*Exercise instructions*. Leave out the pictures and copy each record below exactly.

--- start ---

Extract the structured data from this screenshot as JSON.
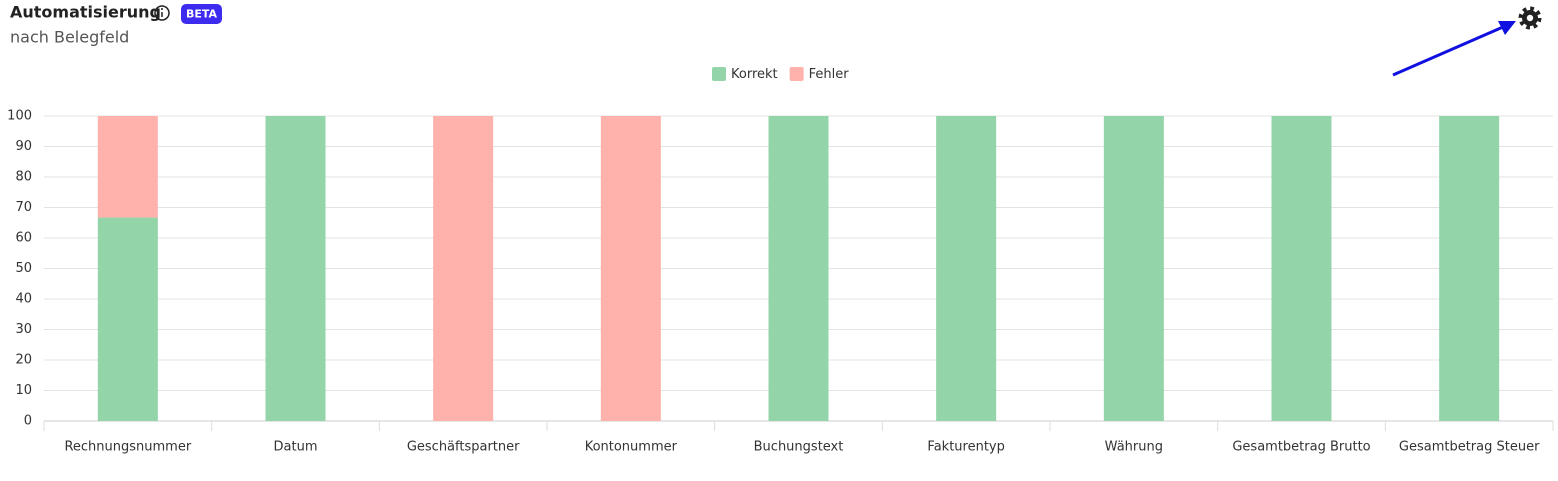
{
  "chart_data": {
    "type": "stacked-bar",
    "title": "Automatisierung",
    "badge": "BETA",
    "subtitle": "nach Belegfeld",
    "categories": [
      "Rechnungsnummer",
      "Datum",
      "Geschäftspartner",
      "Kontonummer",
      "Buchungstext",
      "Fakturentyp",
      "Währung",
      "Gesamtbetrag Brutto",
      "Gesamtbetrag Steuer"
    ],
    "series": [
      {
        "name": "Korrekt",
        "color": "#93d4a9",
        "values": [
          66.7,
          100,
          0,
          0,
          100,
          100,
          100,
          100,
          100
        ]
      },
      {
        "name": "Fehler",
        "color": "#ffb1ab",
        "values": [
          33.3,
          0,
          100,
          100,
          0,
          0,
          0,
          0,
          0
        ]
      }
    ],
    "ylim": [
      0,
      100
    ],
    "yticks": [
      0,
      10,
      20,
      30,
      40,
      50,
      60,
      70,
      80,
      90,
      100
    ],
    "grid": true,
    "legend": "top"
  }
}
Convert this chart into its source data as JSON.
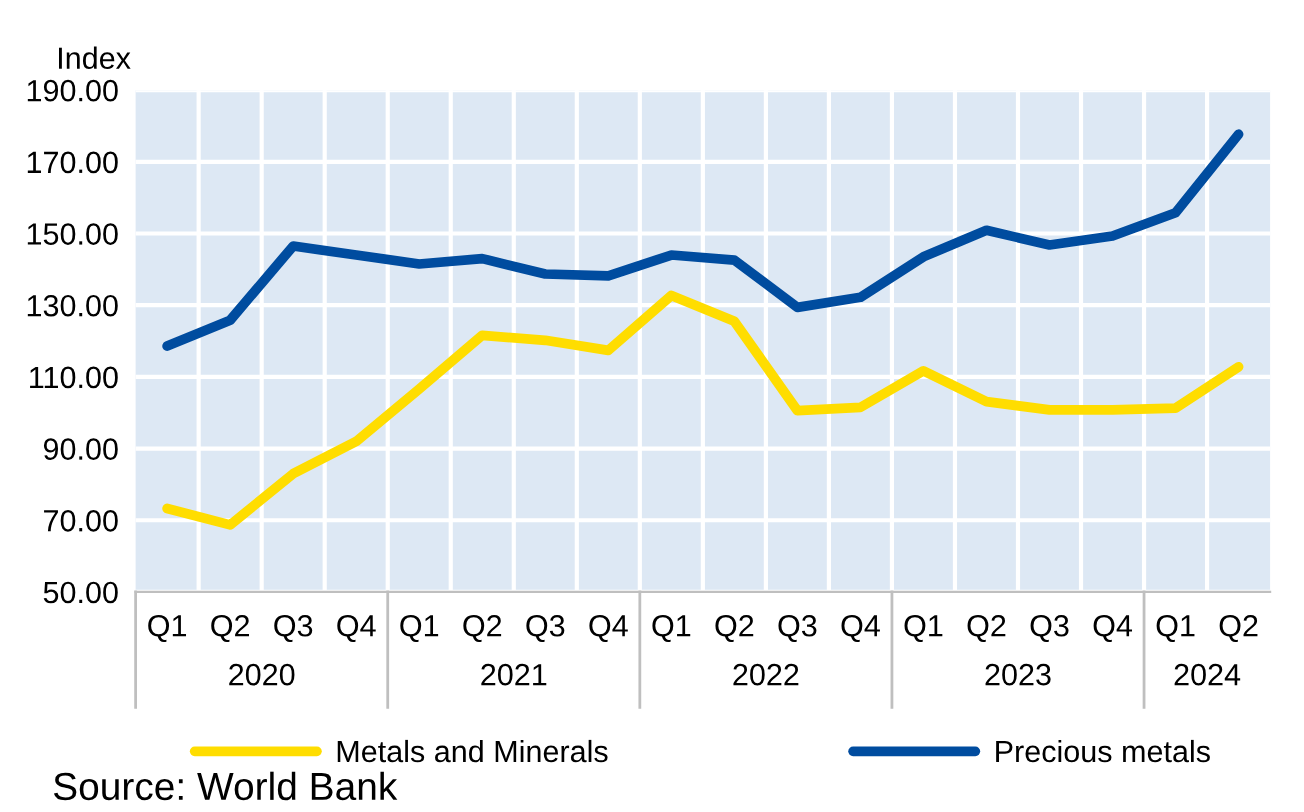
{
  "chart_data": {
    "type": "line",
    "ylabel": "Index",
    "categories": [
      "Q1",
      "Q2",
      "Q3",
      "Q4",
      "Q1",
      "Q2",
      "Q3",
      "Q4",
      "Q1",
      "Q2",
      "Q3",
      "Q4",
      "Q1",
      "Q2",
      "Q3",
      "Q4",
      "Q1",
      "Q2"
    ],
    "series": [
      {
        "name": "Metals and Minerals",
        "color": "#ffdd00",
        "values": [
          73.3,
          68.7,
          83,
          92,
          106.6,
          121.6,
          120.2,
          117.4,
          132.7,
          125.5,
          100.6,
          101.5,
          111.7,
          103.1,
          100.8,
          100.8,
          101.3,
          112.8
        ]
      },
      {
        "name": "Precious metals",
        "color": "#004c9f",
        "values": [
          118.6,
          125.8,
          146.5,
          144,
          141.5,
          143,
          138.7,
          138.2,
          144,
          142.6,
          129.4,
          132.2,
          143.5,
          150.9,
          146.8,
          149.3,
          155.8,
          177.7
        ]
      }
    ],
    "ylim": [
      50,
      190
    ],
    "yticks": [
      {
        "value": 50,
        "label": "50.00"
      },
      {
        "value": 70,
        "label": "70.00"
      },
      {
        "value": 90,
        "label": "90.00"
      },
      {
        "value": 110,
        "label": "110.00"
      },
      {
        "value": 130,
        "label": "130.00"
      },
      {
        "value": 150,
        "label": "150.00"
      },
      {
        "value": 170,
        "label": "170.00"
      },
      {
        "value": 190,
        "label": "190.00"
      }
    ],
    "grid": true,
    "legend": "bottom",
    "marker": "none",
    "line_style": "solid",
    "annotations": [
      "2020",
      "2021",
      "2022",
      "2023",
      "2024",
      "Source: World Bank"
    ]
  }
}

--- end ---

*Problem solution*.
Extract the structured data from this screenshot as JSON.
{
  "chart_data": {
    "type": "stacked-bar",
    "title": "Automatisierung",
    "badge": "BETA",
    "subtitle": "nach Belegfeld",
    "categories": [
      "Rechnungsnummer",
      "Datum",
      "Geschäftspartner",
      "Kontonummer",
      "Buchungstext",
      "Fakturentyp",
      "Währung",
      "Gesamtbetrag Brutto",
      "Gesamtbetrag Steuer"
    ],
    "series": [
      {
        "name": "Korrekt",
        "color": "#93d4a9",
        "values": [
          66.7,
          100,
          0,
          0,
          100,
          100,
          100,
          100,
          100
        ]
      },
      {
        "name": "Fehler",
        "color": "#ffb1ab",
        "values": [
          33.3,
          0,
          100,
          100,
          0,
          0,
          0,
          0,
          0
        ]
      }
    ],
    "ylim": [
      0,
      100
    ],
    "yticks": [
      0,
      10,
      20,
      30,
      40,
      50,
      60,
      70,
      80,
      90,
      100
    ],
    "grid": true,
    "legend": "top"
  }
}
Convert this chart into its source data as JSON.
{
  "chart_data": {
    "type": "line",
    "ylabel": "Index",
    "categories": [
      "Q1",
      "Q2",
      "Q3",
      "Q4",
      "Q1",
      "Q2",
      "Q3",
      "Q4",
      "Q1",
      "Q2",
      "Q3",
      "Q4",
      "Q1",
      "Q2",
      "Q3",
      "Q4",
      "Q1",
      "Q2"
    ],
    "series": [
      {
        "name": "Metals and Minerals",
        "color": "#ffdd00",
        "values": [
          73.3,
          68.7,
          83,
          92,
          106.6,
          121.6,
          120.2,
          117.4,
          132.7,
          125.5,
          100.6,
          101.5,
          111.7,
          103.1,
          100.8,
          100.8,
          101.3,
          112.8
        ]
      },
      {
        "name": "Precious metals",
        "color": "#004c9f",
        "values": [
          118.6,
          125.8,
          146.5,
          144,
          141.5,
          143,
          138.7,
          138.2,
          144,
          142.6,
          129.4,
          132.2,
          143.5,
          150.9,
          146.8,
          149.3,
          155.8,
          177.7
        ]
      }
    ],
    "ylim": [
      50,
      190
    ],
    "yticks": [
      {
        "value": 50,
        "label": "50.00"
      },
      {
        "value": 70,
        "label": "70.00"
      },
      {
        "value": 90,
        "label": "90.00"
      },
      {
        "value": 110,
        "label": "110.00"
      },
      {
        "value": 130,
        "label": "130.00"
      },
      {
        "value": 150,
        "label": "150.00"
      },
      {
        "value": 170,
        "label": "170.00"
      },
      {
        "value": 190,
        "label": "190.00"
      }
    ],
    "grid": true,
    "legend": "bottom",
    "marker": "none",
    "line_style": "solid",
    "annotations": [
      "2020",
      "2021",
      "2022",
      "2023",
      "2024",
      "Source: World Bank"
    ]
  }
}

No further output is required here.